BEGIN SUPPLIED ENTRIES

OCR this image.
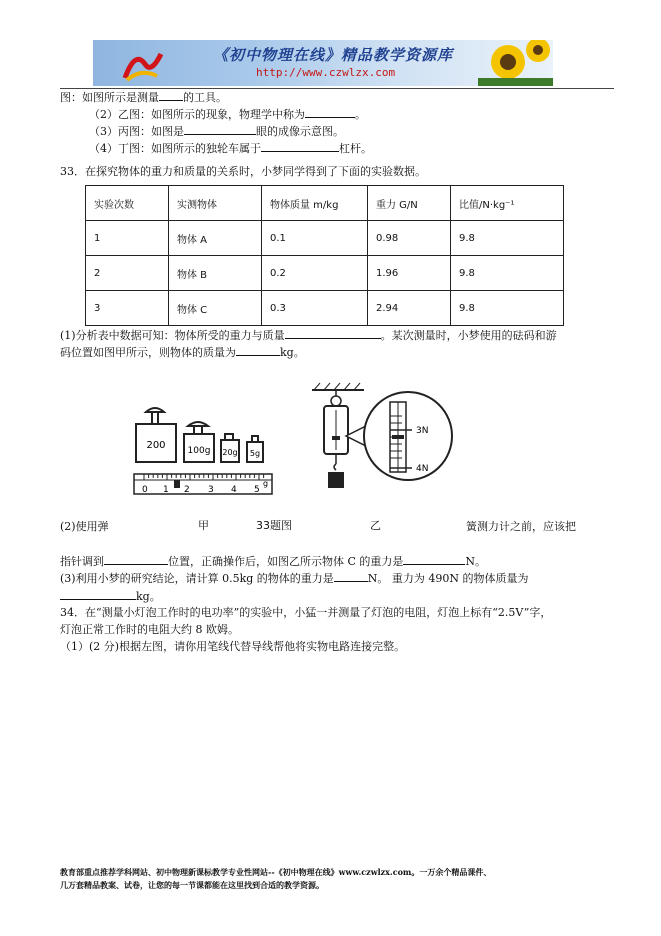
《初中物理在线》精品教学资源库
http://www.czwlzx.com
图：如图所示是测量 的工具。
（2）乙图：如图所示的现象，物理学中称为	。
（3）丙图：如图是	眼的成像示意图。
（4）丁图：如图所示的独轮车属于	杠杆。
33．在探究物体的重力和质量的关系时，小梦同学得到了下面的实验数据。
实验次数	实测物体	物体质量 m/kg	重力 G/N	比值/N·kg⁻¹
1	物体 A	0.1	0.98	9.8
2	物体 B	0.2	1.96	9.8
3	物体 C	0.3	2.94	9.8
(1)分析表中数据可知：物体所受的重力与质量	。某次测量时，小梦使用的砝码和游
码位置如图甲所示，则物体的质量为	kg。
200 100g 20g 5g
0 1 2 3 4 5
g
3N
4N
(2)使用弹	甲	33题图	乙	簧测力计之前，应该把
指针调到	位置，正确操作后，如图乙所示物体 C 的重力是	N。
(3)利用小梦的研究结论，请计算 0.5kg 的物体的重力是	N。 重力为 490N 的物体质量为
kg。
34．在“测量小灯泡工作时的电功率”的实验中，小猛一并测量了灯泡的电阻，灯泡上标有“2.5V”字，
灯泡正常工作时的电阻大约 8 欧姆。
（1）(2 分)根据左图，请你用笔线代替导线帮他将实物电路连接完整。
教育部重点推荐学科网站、初中物理新课标教学专业性网站--《初中物理在线》www.czwlzx.com。一万余个精品课件、
几万套精品教案、试卷，让您的每一节课都能在这里找到合适的教学资源。
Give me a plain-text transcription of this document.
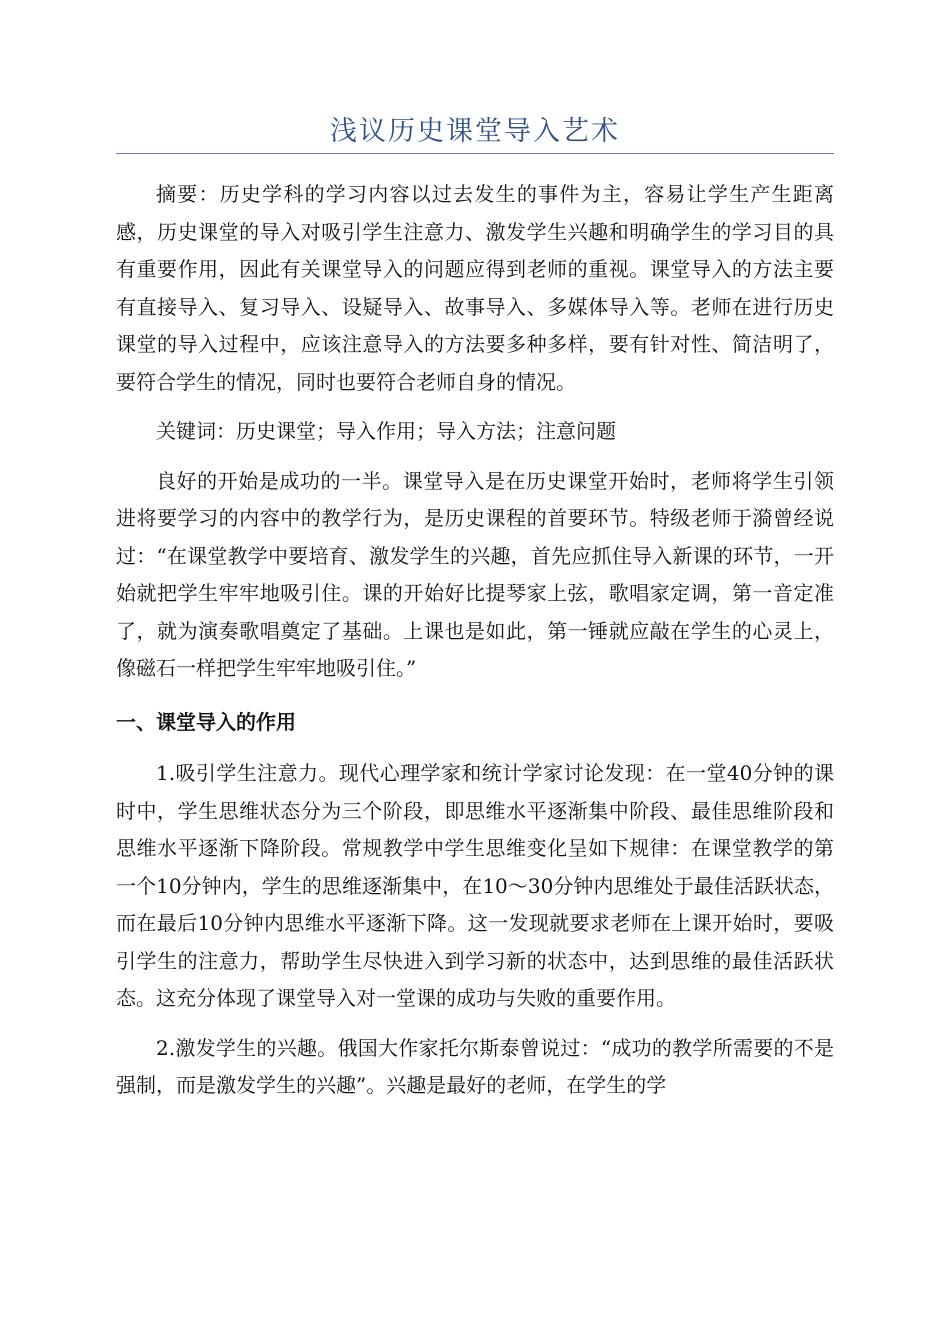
浅议历史课堂导入艺术

摘要：历史学科的学习内容以过去发生的事件为主，容易让学生产生距离感，历史课堂的导入对吸引学生注意力、激发学生兴趣和明确学生的学习目的具有重要作用，因此有关课堂导入的问题应得到老师的重视。课堂导入的方法主要有直接导入、复习导入、设疑导入、故事导入、多媒体导入等。老师在进行历史课堂的导入过程中，应该注意导入的方法要多种多样，要有针对性、简洁明了，要符合学生的情况，同时也要符合老师自身的情况。

关键词：历史课堂；导入作用；导入方法；注意问题

良好的开始是成功的一半。课堂导入是在历史课堂开始时，老师将学生引领进将要学习的内容中的教学行为，是历史课程的首要环节。特级老师于漪曾经说过：“在课堂教学中要培育、激发学生的兴趣，首先应抓住导入新课的环节，一开始就把学生牢牢地吸引住。课的开始好比提琴家上弦，歌唱家定调，第一音定准了，就为演奏歌唱奠定了基础。上课也是如此，第一锤就应敲在学生的心灵上，像磁石一样把学生牢牢地吸引住。”

一、课堂导入的作用

1.吸引学生注意力。现代心理学家和统计学家讨论发现：在一堂40分钟的课时中，学生思维状态分为三个阶段，即思维水平逐渐集中阶段、最佳思维阶段和思维水平逐渐下降阶段。常规教学中学生思维变化呈如下规律：在课堂教学的第一个10分钟内，学生的思维逐渐集中，在10～30分钟内思维处于最佳活跃状态，而在最后10分钟内思维水平逐渐下降。这一发现就要求老师在上课开始时，要吸引学生的注意力，帮助学生尽快进入到学习新的状态中，达到思维的最佳活跃状态。这充分体现了课堂导入对一堂课的成功与失败的重要作用。

2.激发学生的兴趣。俄国大作家托尔斯泰曾说过：“成功的教学所需要的不是强制，而是激发学生的兴趣”。兴趣是最好的老师，在学生的学
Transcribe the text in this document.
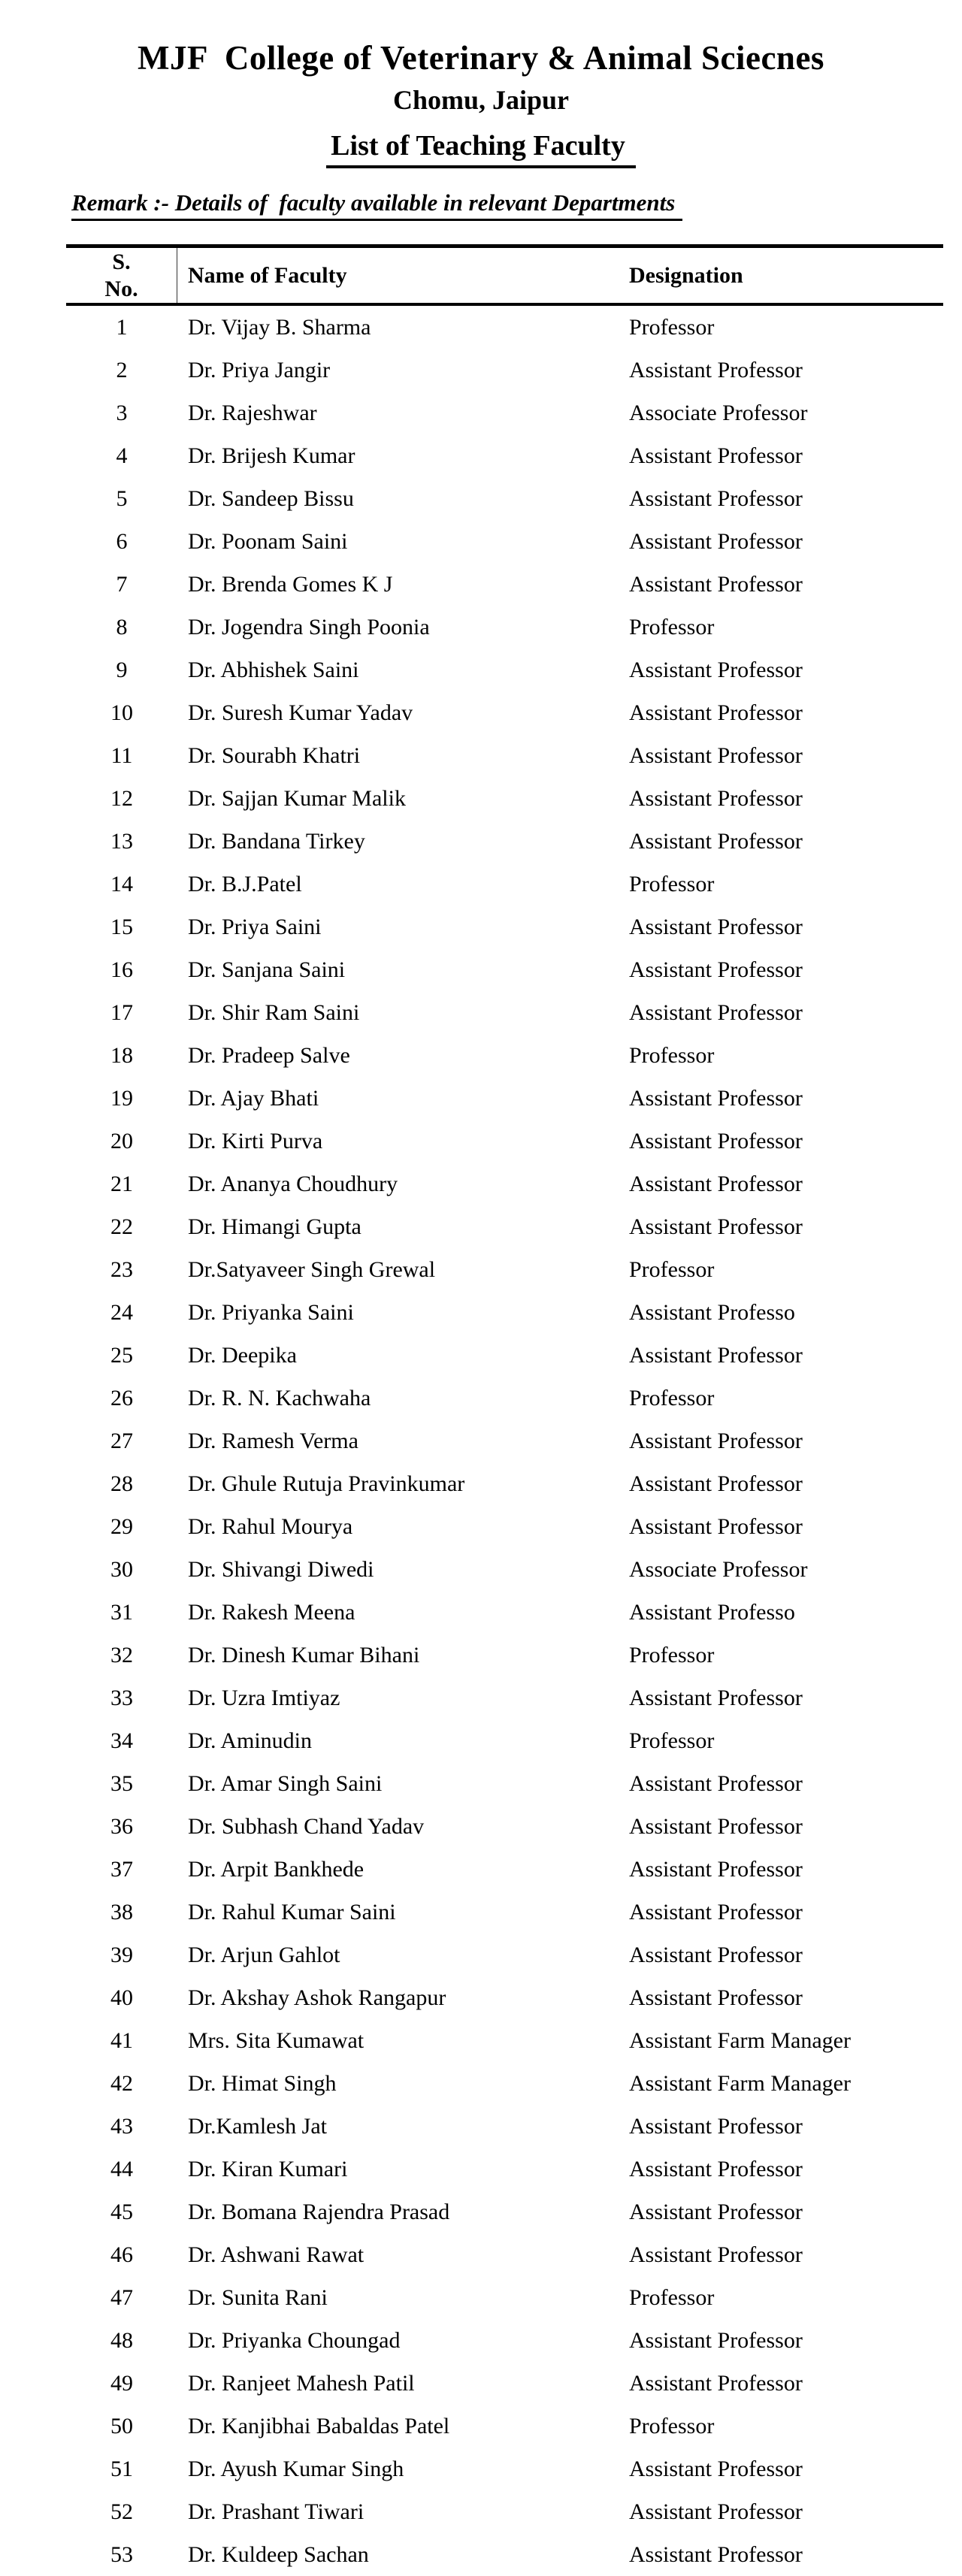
MJF  College of Veterinary & Animal Sciecnes
Chomu, Jaipur
List of Teaching Faculty
Remark :- Details of  faculty available in relevant Departments
S.
No.
Name of Faculty	Designation
1	Dr. Vijay B. Sharma	Professor
2	Dr. Priya Jangir	Assistant Professor
3	Dr. Rajeshwar	Associate Professor
4	Dr. Brijesh Kumar	Assistant Professor
5	Dr. Sandeep Bissu	Assistant Professor
6	Dr. Poonam Saini	Assistant Professor
7	Dr. Brenda Gomes K J	Assistant Professor
8	Dr. Jogendra Singh Poonia	Professor
9	Dr. Abhishek Saini	Assistant Professor
10	Dr. Suresh Kumar Yadav	Assistant Professor
11	Dr. Sourabh Khatri	Assistant Professor
12	Dr. Sajjan Kumar Malik	Assistant Professor
13	Dr. Bandana Tirkey	Assistant Professor
14	Dr. B.J.Patel	Professor
15	Dr. Priya Saini	Assistant Professor
16	Dr. Sanjana Saini	Assistant Professor
17	Dr. Shir Ram Saini	Assistant Professor
18	Dr. Pradeep Salve	Professor
19	Dr. Ajay Bhati	Assistant Professor
20	Dr. Kirti Purva	Assistant Professor
21	Dr. Ananya Choudhury	Assistant Professor
22	Dr. Himangi Gupta	Assistant Professor
23	Dr.Satyaveer Singh Grewal	Professor
24	Dr. Priyanka Saini	Assistant Professo
25	Dr. Deepika	Assistant Professor
26	Dr. R. N. Kachwaha	Professor
27	Dr. Ramesh Verma	Assistant Professor
28	Dr. Ghule Rutuja Pravinkumar	Assistant Professor
29	Dr. Rahul Mourya	Assistant Professor
30	Dr. Shivangi Diwedi	Associate Professor
31	Dr. Rakesh Meena	Assistant Professo
32	Dr. Dinesh Kumar Bihani	Professor
33	Dr. Uzra Imtiyaz	Assistant Professor
34	Dr. Aminudin	Professor
35	Dr. Amar Singh Saini	Assistant Professor
36	Dr. Subhash Chand Yadav	Assistant Professor
37	Dr. Arpit Bankhede	Assistant Professor
38	Dr. Rahul Kumar Saini	Assistant Professor
39	Dr. Arjun Gahlot	Assistant Professor
40	Dr. Akshay Ashok Rangapur	Assistant Professor
41	Mrs. Sita Kumawat	Assistant Farm Manager
42	Dr. Himat Singh	Assistant Farm Manager
43	Dr.Kamlesh Jat	Assistant Professor
44	Dr. Kiran Kumari	Assistant Professor
45	Dr. Bomana Rajendra Prasad	Assistant Professor
46	Dr. Ashwani Rawat	Assistant Professor
47	Dr. Sunita Rani	Professor
48	Dr. Priyanka Choungad	Assistant Professor
49	Dr. Ranjeet Mahesh Patil	Assistant Professor
50	Dr. Kanjibhai Babaldas Patel	Professor
51	Dr. Ayush Kumar Singh	Assistant Professor
52	Dr. Prashant Tiwari	Assistant Professor
53	Dr. Kuldeep Sachan	Assistant Professor
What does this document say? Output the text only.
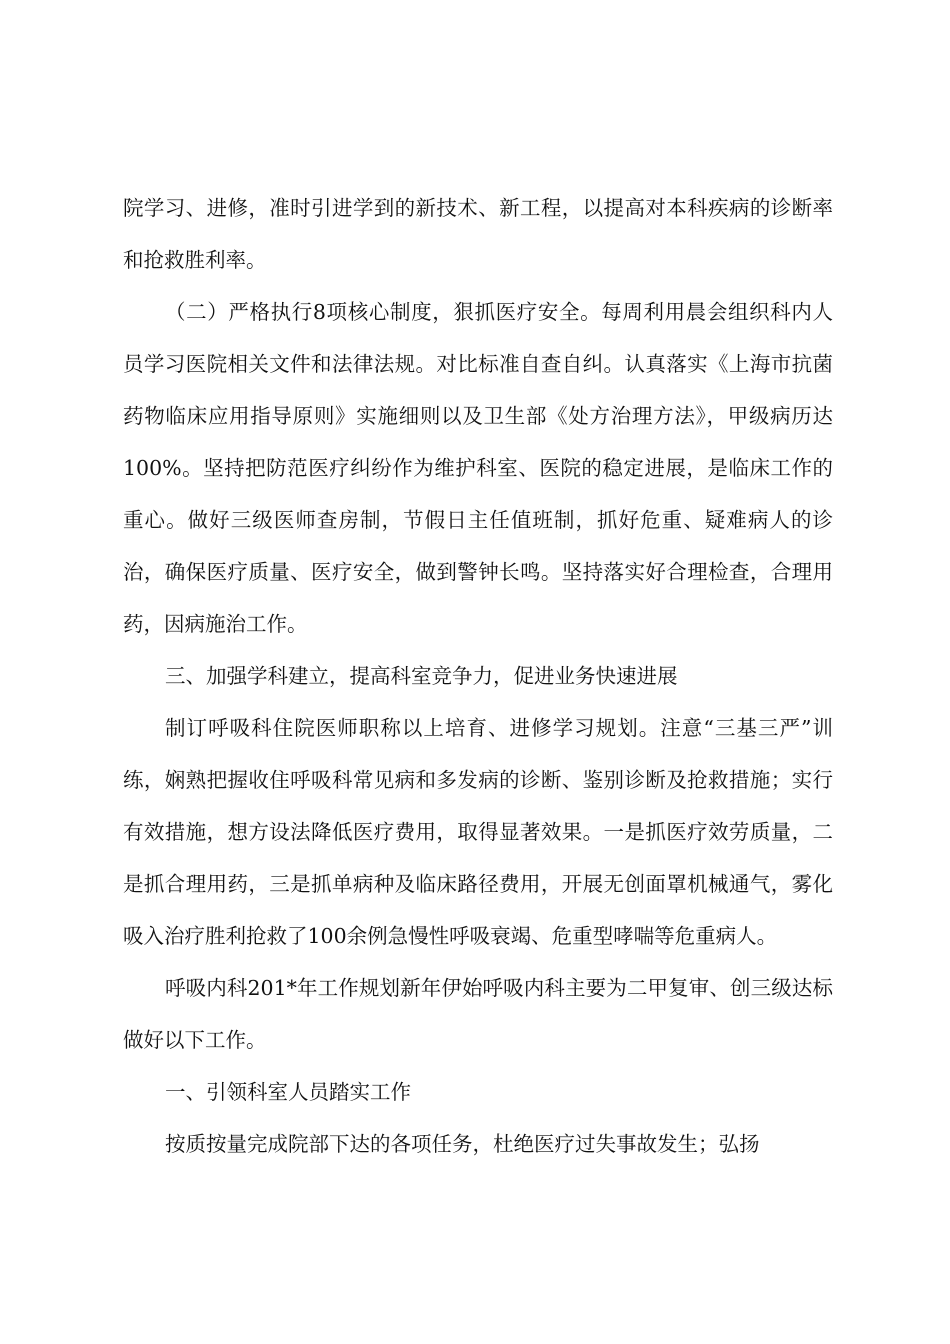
院学习、进修，准时引进学到的新技术、新工程，以提高对本科疾病的诊断率和抢救胜利率。

（二）严格执行8项核心制度，狠抓医疗安全。每周利用晨会组织科内人员学习医院相关文件和法律法规。对比标准自查自纠。认真落实《上海市抗菌药物临床应用指导原则》实施细则以及卫生部《处方治理方法》，甲级病历达100%。坚持把防范医疗纠纷作为维护科室、医院的稳定进展，是临床工作的重心。做好三级医师查房制，节假日主任值班制，抓好危重、疑难病人的诊治，确保医疗质量、医疗安全，做到警钟长鸣。坚持落实好合理检查，合理用药，因病施治工作。

三、加强学科建立，提高科室竞争力，促进业务快速进展

制订呼吸科住院医师职称以上培育、进修学习规划。注意“三基三严”训练，娴熟把握收住呼吸科常见病和多发病的诊断、鉴别诊断及抢救措施；实行有效措施，想方设法降低医疗费用，取得显著效果。一是抓医疗效劳质量，二是抓合理用药，三是抓单病种及临床路径费用，开展无创面罩机械通气，雾化吸入治疗胜利抢救了100余例急慢性呼吸衰竭、危重型哮喘等危重病人。

呼吸内科201*年工作规划新年伊始呼吸内科主要为二甲复审、创三级达标做好以下工作。

一、引领科室人员踏实工作

按质按量完成院部下达的各项任务，杜绝医疗过失事故发生；弘扬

END SUPPLIED ENTRIES

Quote exactly, and nothing besides, the lines from the one with "What does this" through the end of the records above; include both ends and omit the pictures.

What does this document say? Output the text only.
院学习、进修，准时引进学到的新技术、新工程，以提高对本科疾病的诊断率和抢救胜利率。

（二）严格执行8项核心制度，狠抓医疗安全。每周利用晨会组织科内人员学习医院相关文件和法律法规。对比标准自查自纠。认真落实《上海市抗菌药物临床应用指导原则》实施细则以及卫生部《处方治理方法》，甲级病历达100%。坚持把防范医疗纠纷作为维护科室、医院的稳定进展，是临床工作的重心。做好三级医师查房制，节假日主任值班制，抓好危重、疑难病人的诊治，确保医疗质量、医疗安全，做到警钟长鸣。坚持落实好合理检查，合理用药，因病施治工作。

三、加强学科建立，提高科室竞争力，促进业务快速进展

制订呼吸科住院医师职称以上培育、进修学习规划。注意“三基三严”训练，娴熟把握收住呼吸科常见病和多发病的诊断、鉴别诊断及抢救措施；实行有效措施，想方设法降低医疗费用，取得显著效果。一是抓医疗效劳质量，二是抓合理用药，三是抓单病种及临床路径费用，开展无创面罩机械通气，雾化吸入治疗胜利抢救了100余例急慢性呼吸衰竭、危重型哮喘等危重病人。

呼吸内科201*年工作规划新年伊始呼吸内科主要为二甲复审、创三级达标做好以下工作。

一、引领科室人员踏实工作

按质按量完成院部下达的各项任务，杜绝医疗过失事故发生；弘扬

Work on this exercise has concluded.